Saved data entries
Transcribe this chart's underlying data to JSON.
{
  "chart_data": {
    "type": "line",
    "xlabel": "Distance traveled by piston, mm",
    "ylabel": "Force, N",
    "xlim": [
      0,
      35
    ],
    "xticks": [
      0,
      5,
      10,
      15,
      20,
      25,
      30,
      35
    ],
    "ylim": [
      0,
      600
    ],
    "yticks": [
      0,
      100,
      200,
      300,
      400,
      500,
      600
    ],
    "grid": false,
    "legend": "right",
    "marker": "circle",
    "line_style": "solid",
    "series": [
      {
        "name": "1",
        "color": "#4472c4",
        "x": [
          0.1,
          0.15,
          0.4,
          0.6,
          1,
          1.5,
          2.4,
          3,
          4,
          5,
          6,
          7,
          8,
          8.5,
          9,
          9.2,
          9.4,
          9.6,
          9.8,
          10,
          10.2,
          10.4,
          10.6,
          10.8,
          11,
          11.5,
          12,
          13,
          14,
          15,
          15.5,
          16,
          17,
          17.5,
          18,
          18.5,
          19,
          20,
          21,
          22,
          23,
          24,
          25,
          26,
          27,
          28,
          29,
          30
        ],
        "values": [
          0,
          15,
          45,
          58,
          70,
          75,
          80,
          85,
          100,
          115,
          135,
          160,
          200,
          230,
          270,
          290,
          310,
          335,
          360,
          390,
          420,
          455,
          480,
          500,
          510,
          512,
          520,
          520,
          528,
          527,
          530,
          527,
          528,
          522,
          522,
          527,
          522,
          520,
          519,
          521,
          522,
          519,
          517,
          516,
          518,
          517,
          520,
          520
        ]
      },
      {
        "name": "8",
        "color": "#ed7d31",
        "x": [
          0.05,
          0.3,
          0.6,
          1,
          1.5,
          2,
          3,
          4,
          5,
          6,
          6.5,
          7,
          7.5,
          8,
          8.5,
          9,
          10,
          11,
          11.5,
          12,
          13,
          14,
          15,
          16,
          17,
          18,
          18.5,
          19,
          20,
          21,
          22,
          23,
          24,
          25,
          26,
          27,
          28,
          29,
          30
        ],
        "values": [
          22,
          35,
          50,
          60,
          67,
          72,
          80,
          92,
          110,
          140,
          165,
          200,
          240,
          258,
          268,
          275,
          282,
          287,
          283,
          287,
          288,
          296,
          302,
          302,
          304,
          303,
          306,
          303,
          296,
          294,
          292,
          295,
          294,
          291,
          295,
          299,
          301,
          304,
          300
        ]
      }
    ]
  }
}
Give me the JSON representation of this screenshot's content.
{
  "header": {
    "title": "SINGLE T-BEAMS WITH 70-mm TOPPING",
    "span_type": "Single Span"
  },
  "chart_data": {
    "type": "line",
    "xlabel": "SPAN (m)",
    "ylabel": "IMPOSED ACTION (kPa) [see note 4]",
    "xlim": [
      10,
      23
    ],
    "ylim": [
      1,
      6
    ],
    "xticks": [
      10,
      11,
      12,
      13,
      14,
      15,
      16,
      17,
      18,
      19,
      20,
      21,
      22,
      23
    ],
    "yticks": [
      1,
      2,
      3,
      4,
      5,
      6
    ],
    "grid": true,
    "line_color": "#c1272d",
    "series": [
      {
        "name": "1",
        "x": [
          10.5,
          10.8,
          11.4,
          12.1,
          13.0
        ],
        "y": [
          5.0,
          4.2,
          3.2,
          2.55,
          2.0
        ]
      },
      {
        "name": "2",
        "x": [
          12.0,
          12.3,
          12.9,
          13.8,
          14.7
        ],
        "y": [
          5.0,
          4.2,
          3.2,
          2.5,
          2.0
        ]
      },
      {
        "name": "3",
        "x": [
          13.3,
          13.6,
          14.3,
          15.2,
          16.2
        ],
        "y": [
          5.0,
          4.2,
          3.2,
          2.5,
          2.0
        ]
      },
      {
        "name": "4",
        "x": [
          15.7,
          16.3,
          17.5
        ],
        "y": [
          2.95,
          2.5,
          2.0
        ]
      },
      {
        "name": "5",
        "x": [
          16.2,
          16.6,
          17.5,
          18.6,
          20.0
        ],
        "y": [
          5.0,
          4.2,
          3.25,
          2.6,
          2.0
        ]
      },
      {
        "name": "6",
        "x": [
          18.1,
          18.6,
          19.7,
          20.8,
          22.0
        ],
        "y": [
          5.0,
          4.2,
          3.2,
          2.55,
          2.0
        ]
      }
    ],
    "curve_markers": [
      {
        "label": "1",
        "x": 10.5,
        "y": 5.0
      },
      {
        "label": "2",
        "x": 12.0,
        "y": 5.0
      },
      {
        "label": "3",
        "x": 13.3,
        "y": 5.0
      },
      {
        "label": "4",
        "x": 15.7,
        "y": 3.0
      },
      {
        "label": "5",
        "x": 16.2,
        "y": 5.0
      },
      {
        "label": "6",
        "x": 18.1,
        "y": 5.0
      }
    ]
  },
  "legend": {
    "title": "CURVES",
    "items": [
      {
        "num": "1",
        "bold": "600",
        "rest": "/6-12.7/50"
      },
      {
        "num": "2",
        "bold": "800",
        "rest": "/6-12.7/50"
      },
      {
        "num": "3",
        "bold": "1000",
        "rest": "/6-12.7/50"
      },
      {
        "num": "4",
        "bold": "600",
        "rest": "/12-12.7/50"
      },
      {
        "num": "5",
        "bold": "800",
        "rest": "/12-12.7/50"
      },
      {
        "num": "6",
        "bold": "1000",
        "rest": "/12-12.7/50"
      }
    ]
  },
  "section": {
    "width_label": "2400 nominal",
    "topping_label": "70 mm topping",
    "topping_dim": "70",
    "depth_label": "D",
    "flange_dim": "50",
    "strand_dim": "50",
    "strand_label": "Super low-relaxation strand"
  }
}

▶ **PROBLEM**:
The records above should be restated word for word, please.

▶ **RESPONSE FOR THIS EXERCISE**:
Transcribe this chart's underlying data to JSON.
{
  "chart_data": {
    "type": "line",
    "xlabel": "Distance traveled by piston, mm",
    "ylabel": "Force, N",
    "xlim": [
      0,
      35
    ],
    "xticks": [
      0,
      5,
      10,
      15,
      20,
      25,
      30,
      35
    ],
    "ylim": [
      0,
      600
    ],
    "yticks": [
      0,
      100,
      200,
      300,
      400,
      500,
      600
    ],
    "grid": false,
    "legend": "right",
    "marker": "circle",
    "line_style": "solid",
    "series": [
      {
        "name": "1",
        "color": "#4472c4",
        "x": [
          0.1,
          0.15,
          0.4,
          0.6,
          1,
          1.5,
          2.4,
          3,
          4,
          5,
          6,
          7,
          8,
          8.5,
          9,
          9.2,
          9.4,
          9.6,
          9.8,
          10,
          10.2,
          10.4,
          10.6,
          10.8,
          11,
          11.5,
          12,
          13,
          14,
          15,
          15.5,
          16,
          17,
          17.5,
          18,
          18.5,
          19,
          20,
          21,
          22,
          23,
          24,
          25,
          26,
          27,
          28,
          29,
          30
        ],
        "values": [
          0,
          15,
          45,
          58,
          70,
          75,
          80,
          85,
          100,
          115,
          135,
          160,
          200,
          230,
          270,
          290,
          310,
          335,
          360,
          390,
          420,
          455,
          480,
          500,
          510,
          512,
          520,
          520,
          528,
          527,
          530,
          527,
          528,
          522,
          522,
          527,
          522,
          520,
          519,
          521,
          522,
          519,
          517,
          516,
          518,
          517,
          520,
          520
        ]
      },
      {
        "name": "8",
        "color": "#ed7d31",
        "x": [
          0.05,
          0.3,
          0.6,
          1,
          1.5,
          2,
          3,
          4,
          5,
          6,
          6.5,
          7,
          7.5,
          8,
          8.5,
          9,
          10,
          11,
          11.5,
          12,
          13,
          14,
          15,
          16,
          17,
          18,
          18.5,
          19,
          20,
          21,
          22,
          23,
          24,
          25,
          26,
          27,
          28,
          29,
          30
        ],
        "values": [
          22,
          35,
          50,
          60,
          67,
          72,
          80,
          92,
          110,
          140,
          165,
          200,
          240,
          258,
          268,
          275,
          282,
          287,
          283,
          287,
          288,
          296,
          302,
          302,
          304,
          303,
          306,
          303,
          296,
          294,
          292,
          295,
          294,
          291,
          295,
          299,
          301,
          304,
          300
        ]
      }
    ]
  }
}
Give me the JSON representation of this screenshot's content.
{
  "header": {
    "title": "SINGLE T-BEAMS WITH 70-mm TOPPING",
    "span_type": "Single Span"
  },
  "chart_data": {
    "type": "line",
    "xlabel": "SPAN (m)",
    "ylabel": "IMPOSED ACTION (kPa) [see note 4]",
    "xlim": [
      10,
      23
    ],
    "ylim": [
      1,
      6
    ],
    "xticks": [
      10,
      11,
      12,
      13,
      14,
      15,
      16,
      17,
      18,
      19,
      20,
      21,
      22,
      23
    ],
    "yticks": [
      1,
      2,
      3,
      4,
      5,
      6
    ],
    "grid": true,
    "line_color": "#c1272d",
    "series": [
      {
        "name": "1",
        "x": [
          10.5,
          10.8,
          11.4,
          12.1,
          13.0
        ],
        "y": [
          5.0,
          4.2,
          3.2,
          2.55,
          2.0
        ]
      },
      {
        "name": "2",
        "x": [
          12.0,
          12.3,
          12.9,
          13.8,
          14.7
        ],
        "y": [
          5.0,
          4.2,
          3.2,
          2.5,
          2.0
        ]
      },
      {
        "name": "3",
        "x": [
          13.3,
          13.6,
          14.3,
          15.2,
          16.2
        ],
        "y": [
          5.0,
          4.2,
          3.2,
          2.5,
          2.0
        ]
      },
      {
        "name": "4",
        "x": [
          15.7,
          16.3,
          17.5
        ],
        "y": [
          2.95,
          2.5,
          2.0
        ]
      },
      {
        "name": "5",
        "x": [
          16.2,
          16.6,
          17.5,
          18.6,
          20.0
        ],
        "y": [
          5.0,
          4.2,
          3.25,
          2.6,
          2.0
        ]
      },
      {
        "name": "6",
        "x": [
          18.1,
          18.6,
          19.7,
          20.8,
          22.0
        ],
        "y": [
          5.0,
          4.2,
          3.2,
          2.55,
          2.0
        ]
      }
    ],
    "curve_markers": [
      {
        "label": "1",
        "x": 10.5,
        "y": 5.0
      },
      {
        "label": "2",
        "x": 12.0,
        "y": 5.0
      },
      {
        "label": "3",
        "x": 13.3,
        "y": 5.0
      },
      {
        "label": "4",
        "x": 15.7,
        "y": 3.0
      },
      {
        "label": "5",
        "x": 16.2,
        "y": 5.0
      },
      {
        "label": "6",
        "x": 18.1,
        "y": 5.0
      }
    ]
  },
  "legend": {
    "title": "CURVES",
    "items": [
      {
        "num": "1",
        "bold": "600",
        "rest": "/6-12.7/50"
      },
      {
        "num": "2",
        "bold": "800",
        "rest": "/6-12.7/50"
      },
      {
        "num": "3",
        "bold": "1000",
        "rest": "/6-12.7/50"
      },
      {
        "num": "4",
        "bold": "600",
        "rest": "/12-12.7/50"
      },
      {
        "num": "5",
        "bold": "800",
        "rest": "/12-12.7/50"
      },
      {
        "num": "6",
        "bold": "1000",
        "rest": "/12-12.7/50"
      }
    ]
  },
  "section": {
    "width_label": "2400 nominal",
    "topping_label": "70 mm topping",
    "topping_dim": "70",
    "depth_label": "D",
    "flange_dim": "50",
    "strand_dim": "50",
    "strand_label": "Super low-relaxation strand"
  }
}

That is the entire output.